Description of the task :: Below are entries; tally how many lines hold the string "Daily" and answer with only that figure.

Data to process ::
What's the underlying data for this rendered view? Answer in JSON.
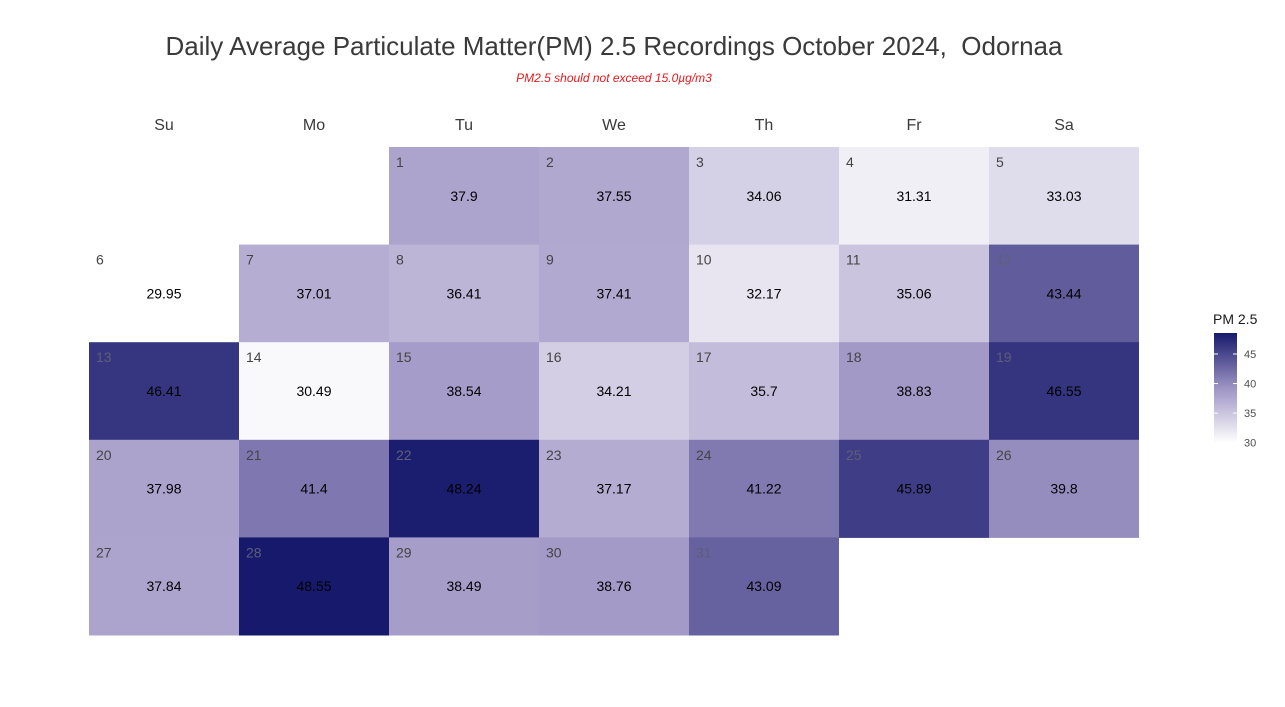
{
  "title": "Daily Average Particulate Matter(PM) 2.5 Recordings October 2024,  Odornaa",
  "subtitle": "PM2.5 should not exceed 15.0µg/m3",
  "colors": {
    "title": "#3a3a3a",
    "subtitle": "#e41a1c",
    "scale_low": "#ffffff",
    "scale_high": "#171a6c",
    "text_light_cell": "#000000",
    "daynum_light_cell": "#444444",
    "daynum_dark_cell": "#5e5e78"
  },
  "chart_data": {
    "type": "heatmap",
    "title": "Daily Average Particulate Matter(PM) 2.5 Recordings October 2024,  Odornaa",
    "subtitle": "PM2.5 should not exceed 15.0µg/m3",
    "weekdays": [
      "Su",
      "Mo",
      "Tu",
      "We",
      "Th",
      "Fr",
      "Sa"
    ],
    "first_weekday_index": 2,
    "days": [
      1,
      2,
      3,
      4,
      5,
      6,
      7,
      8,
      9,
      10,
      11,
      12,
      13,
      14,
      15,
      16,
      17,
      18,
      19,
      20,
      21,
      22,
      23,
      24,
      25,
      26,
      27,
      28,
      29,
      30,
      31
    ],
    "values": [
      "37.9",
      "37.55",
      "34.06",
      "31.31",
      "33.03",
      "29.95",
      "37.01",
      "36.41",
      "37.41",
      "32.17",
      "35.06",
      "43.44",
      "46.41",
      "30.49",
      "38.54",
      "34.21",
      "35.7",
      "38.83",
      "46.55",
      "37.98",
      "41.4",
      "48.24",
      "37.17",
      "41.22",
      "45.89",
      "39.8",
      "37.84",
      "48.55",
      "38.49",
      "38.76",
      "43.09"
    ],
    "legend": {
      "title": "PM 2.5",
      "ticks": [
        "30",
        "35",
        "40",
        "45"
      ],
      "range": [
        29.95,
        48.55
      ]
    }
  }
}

* * *

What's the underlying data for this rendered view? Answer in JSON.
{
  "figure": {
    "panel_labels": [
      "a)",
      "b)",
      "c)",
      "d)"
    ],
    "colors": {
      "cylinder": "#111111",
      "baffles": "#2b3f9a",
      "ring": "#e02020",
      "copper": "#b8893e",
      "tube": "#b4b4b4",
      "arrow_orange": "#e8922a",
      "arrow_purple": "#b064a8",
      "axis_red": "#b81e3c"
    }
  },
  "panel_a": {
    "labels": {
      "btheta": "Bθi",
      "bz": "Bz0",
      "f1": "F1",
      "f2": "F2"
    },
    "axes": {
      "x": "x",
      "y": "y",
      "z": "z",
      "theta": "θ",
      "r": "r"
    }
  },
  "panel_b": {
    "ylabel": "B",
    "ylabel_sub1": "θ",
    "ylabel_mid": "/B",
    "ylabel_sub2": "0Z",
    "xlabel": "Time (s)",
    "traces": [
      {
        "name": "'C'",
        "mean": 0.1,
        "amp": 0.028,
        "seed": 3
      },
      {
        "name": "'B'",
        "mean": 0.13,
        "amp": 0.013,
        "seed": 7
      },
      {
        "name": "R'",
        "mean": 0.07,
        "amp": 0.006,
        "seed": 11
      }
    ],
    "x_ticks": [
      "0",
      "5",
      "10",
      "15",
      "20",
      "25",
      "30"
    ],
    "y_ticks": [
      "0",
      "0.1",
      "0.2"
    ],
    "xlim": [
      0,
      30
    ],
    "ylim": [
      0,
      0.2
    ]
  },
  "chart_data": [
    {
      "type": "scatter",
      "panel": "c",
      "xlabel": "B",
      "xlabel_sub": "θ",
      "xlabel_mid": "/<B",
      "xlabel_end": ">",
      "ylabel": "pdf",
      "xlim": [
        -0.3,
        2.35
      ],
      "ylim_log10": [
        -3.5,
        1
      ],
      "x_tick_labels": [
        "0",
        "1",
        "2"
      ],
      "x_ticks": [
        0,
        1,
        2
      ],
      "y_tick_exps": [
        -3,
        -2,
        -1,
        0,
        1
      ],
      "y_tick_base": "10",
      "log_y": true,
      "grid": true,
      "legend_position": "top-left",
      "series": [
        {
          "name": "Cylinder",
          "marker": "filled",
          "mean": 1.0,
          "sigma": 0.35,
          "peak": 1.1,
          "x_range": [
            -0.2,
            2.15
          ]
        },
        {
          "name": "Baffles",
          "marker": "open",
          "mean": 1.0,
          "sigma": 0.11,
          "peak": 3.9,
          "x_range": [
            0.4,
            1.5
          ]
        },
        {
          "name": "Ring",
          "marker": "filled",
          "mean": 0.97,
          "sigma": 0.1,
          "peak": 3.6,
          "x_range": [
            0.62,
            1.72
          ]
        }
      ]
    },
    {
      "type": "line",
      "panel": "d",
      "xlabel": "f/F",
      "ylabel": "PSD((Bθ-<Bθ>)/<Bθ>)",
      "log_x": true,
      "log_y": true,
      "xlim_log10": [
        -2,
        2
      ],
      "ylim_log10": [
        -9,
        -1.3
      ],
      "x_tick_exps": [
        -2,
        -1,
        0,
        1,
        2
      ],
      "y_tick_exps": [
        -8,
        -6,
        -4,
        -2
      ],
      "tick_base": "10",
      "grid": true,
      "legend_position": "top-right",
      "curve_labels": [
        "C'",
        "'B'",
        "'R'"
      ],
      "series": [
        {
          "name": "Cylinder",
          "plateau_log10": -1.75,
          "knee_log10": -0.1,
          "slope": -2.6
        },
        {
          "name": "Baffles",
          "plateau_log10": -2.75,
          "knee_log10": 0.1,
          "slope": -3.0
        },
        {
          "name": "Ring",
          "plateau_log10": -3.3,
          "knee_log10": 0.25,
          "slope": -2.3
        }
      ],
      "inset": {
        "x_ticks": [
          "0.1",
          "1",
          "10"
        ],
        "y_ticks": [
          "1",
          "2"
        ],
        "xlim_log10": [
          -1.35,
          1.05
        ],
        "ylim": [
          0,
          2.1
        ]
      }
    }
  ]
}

--

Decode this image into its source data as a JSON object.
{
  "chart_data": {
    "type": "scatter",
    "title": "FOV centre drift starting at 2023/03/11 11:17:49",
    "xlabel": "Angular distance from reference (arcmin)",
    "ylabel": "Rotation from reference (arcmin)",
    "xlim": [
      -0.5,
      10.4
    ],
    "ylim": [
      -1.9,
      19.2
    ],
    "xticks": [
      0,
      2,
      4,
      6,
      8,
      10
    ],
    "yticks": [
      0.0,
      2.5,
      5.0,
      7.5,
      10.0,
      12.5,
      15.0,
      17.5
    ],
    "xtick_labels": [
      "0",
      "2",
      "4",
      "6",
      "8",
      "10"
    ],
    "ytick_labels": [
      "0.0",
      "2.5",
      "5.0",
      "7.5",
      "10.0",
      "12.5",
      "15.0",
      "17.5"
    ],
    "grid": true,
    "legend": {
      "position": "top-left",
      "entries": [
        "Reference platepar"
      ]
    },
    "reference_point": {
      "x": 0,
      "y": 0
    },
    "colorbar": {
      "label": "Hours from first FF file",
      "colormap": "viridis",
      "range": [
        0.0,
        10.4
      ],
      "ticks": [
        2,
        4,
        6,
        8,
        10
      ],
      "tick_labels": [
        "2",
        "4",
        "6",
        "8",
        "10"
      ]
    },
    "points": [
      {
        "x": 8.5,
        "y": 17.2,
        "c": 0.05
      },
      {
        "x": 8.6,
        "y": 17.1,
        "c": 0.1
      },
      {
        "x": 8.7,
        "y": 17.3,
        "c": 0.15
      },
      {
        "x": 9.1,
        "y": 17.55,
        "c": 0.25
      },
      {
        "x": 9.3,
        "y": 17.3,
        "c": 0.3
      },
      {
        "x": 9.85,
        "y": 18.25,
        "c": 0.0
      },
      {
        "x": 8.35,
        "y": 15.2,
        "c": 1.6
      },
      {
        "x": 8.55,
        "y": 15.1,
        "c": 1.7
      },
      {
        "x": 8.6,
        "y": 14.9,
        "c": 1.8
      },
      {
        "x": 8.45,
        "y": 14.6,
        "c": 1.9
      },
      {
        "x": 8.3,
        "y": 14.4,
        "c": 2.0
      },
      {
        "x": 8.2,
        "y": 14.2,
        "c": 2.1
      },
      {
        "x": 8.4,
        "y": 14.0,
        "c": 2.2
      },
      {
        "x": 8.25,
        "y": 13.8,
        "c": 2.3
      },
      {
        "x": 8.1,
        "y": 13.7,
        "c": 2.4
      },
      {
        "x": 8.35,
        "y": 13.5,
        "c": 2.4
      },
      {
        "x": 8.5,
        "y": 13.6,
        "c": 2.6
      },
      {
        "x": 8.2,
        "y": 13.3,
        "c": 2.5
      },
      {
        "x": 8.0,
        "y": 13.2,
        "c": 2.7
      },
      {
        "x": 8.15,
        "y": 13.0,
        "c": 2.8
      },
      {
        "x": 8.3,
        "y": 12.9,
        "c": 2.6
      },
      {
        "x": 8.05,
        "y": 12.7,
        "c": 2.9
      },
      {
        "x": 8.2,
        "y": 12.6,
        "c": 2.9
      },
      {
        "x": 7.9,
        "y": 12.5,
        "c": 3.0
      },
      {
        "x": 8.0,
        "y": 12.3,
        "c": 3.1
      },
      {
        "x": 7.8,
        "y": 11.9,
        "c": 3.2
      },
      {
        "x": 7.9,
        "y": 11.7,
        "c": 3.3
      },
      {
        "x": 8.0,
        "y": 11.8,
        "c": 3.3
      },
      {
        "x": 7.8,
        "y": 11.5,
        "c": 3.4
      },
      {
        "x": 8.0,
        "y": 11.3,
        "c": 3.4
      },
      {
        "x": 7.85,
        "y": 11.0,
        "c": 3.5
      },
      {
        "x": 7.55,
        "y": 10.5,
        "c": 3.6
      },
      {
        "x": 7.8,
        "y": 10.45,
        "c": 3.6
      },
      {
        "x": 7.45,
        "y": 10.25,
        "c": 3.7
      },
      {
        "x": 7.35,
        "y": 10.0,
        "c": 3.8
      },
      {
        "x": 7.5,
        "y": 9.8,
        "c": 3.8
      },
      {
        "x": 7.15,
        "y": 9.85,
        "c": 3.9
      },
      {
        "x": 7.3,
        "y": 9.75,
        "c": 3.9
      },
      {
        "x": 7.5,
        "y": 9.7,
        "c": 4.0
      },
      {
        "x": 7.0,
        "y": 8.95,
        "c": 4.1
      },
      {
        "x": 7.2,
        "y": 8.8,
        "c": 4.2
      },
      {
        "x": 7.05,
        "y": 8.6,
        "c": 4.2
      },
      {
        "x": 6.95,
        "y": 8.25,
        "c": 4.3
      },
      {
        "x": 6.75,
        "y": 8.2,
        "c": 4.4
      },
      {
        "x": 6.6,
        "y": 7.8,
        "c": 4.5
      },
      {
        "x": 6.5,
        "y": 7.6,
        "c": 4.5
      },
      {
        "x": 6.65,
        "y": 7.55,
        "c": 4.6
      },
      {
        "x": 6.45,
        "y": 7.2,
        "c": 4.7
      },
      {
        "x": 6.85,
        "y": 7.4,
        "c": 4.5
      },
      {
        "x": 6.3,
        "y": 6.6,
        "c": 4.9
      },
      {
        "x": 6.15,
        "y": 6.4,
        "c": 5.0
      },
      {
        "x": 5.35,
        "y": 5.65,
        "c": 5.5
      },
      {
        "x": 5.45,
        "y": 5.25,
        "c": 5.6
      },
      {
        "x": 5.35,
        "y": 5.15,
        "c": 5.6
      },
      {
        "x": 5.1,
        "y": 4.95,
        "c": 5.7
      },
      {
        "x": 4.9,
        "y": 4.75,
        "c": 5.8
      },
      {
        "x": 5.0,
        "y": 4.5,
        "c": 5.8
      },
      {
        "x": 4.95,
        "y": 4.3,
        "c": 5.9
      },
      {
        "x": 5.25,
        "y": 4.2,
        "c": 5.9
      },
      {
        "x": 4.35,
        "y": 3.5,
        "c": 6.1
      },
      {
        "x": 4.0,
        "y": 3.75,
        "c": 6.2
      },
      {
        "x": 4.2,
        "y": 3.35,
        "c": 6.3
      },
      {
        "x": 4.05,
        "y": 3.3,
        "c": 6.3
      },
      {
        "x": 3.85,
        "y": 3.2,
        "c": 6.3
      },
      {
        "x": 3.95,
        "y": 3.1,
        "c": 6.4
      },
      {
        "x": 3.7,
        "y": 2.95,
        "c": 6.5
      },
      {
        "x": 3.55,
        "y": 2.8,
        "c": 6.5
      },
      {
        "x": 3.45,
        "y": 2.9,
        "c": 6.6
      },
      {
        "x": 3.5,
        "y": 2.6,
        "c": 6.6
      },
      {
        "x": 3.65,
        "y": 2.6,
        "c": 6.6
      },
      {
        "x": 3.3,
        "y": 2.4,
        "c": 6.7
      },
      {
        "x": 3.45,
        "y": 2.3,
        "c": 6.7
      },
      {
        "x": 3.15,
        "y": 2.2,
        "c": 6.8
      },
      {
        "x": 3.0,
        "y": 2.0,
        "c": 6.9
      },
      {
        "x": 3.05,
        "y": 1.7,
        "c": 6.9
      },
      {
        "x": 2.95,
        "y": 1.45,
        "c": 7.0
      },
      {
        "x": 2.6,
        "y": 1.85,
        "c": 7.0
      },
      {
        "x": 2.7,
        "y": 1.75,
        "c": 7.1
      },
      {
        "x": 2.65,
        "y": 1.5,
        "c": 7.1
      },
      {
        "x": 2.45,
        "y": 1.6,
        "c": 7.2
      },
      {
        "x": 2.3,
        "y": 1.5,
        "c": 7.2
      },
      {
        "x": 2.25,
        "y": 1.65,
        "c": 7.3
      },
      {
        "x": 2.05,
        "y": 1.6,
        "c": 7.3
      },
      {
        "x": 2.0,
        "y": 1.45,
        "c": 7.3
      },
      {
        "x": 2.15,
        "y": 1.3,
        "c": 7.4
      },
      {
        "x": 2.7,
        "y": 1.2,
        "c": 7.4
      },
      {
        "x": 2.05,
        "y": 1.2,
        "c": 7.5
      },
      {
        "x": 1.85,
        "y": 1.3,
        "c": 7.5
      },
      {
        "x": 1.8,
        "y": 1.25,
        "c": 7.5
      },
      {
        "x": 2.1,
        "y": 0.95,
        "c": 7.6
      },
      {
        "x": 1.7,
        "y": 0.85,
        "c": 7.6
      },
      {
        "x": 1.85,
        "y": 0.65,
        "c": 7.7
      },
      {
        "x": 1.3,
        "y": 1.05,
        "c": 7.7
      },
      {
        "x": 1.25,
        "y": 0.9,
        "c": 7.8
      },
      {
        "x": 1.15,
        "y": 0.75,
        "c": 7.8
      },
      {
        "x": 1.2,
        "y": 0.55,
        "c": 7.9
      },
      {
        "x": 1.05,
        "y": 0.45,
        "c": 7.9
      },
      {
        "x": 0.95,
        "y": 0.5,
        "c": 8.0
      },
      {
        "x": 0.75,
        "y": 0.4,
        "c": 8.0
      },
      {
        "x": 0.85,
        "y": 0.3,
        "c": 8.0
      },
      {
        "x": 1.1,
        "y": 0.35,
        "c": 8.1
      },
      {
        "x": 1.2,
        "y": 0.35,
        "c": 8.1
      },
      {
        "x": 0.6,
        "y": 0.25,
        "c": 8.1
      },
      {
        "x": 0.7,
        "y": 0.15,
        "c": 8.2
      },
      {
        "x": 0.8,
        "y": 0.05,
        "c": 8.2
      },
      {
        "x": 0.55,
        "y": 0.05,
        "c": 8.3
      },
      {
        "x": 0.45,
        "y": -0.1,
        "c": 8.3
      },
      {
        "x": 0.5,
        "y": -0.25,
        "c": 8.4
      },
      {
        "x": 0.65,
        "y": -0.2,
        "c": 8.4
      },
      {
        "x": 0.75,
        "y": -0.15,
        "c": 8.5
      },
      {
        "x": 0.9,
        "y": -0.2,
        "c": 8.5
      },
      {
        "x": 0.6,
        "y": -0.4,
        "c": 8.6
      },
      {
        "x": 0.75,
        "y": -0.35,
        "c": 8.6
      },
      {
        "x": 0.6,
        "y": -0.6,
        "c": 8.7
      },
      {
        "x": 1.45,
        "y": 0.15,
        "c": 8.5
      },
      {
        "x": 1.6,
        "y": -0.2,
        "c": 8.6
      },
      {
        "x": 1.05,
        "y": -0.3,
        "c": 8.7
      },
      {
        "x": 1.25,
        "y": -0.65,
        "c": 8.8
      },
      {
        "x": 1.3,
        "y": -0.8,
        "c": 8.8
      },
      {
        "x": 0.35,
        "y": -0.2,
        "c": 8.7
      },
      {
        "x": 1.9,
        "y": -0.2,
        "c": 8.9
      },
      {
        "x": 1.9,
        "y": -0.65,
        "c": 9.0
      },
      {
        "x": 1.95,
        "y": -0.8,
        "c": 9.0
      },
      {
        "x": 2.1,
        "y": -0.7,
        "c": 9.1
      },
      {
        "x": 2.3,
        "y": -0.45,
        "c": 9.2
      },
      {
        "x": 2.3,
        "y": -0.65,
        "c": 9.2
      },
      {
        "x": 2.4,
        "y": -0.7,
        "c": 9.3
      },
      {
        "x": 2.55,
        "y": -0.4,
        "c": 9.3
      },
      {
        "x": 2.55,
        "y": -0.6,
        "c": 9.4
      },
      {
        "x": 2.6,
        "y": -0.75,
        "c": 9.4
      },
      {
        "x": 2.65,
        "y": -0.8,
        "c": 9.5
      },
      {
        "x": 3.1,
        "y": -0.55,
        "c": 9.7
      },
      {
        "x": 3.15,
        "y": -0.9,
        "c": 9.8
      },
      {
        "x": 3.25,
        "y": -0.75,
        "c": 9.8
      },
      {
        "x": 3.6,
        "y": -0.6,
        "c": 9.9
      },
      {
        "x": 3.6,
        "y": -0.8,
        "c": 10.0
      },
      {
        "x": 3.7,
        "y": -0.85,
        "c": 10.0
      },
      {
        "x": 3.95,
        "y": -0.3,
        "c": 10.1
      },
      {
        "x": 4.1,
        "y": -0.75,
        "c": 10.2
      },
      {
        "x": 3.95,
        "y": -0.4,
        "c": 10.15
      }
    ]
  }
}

Exercise response :: 2